- _Problem to solve_: Go through the entries and count the lines with the string "name" in them. Give only that number.

- _Exercise input_:
::::::

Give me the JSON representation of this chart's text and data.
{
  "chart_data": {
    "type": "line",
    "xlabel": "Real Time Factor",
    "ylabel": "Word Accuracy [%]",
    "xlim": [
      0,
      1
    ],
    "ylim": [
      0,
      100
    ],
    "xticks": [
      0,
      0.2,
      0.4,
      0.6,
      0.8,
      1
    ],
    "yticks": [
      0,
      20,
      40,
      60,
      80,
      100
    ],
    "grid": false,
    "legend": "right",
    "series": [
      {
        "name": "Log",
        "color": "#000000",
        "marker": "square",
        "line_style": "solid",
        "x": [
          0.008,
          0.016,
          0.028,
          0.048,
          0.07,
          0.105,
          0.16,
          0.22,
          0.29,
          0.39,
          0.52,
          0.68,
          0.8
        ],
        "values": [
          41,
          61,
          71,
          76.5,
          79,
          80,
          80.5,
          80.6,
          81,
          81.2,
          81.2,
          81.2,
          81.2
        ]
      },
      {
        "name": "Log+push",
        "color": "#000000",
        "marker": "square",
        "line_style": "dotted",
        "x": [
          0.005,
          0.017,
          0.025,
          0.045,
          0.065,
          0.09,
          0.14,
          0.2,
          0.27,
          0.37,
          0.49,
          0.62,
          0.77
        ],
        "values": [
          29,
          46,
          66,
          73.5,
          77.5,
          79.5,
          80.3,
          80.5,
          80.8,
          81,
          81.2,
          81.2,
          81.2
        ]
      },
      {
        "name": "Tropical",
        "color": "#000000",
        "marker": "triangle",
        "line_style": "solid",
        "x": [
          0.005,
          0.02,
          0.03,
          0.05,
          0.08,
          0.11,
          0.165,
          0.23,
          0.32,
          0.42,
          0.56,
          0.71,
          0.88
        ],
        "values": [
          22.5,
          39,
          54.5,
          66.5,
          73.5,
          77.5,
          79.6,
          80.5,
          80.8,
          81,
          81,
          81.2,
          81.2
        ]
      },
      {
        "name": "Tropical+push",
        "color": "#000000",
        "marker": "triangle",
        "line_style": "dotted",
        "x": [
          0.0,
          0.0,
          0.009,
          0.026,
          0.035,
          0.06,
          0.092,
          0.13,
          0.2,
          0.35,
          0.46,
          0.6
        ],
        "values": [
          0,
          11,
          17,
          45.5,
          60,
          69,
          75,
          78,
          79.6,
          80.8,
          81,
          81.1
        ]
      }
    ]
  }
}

::::::

- _Response_: 4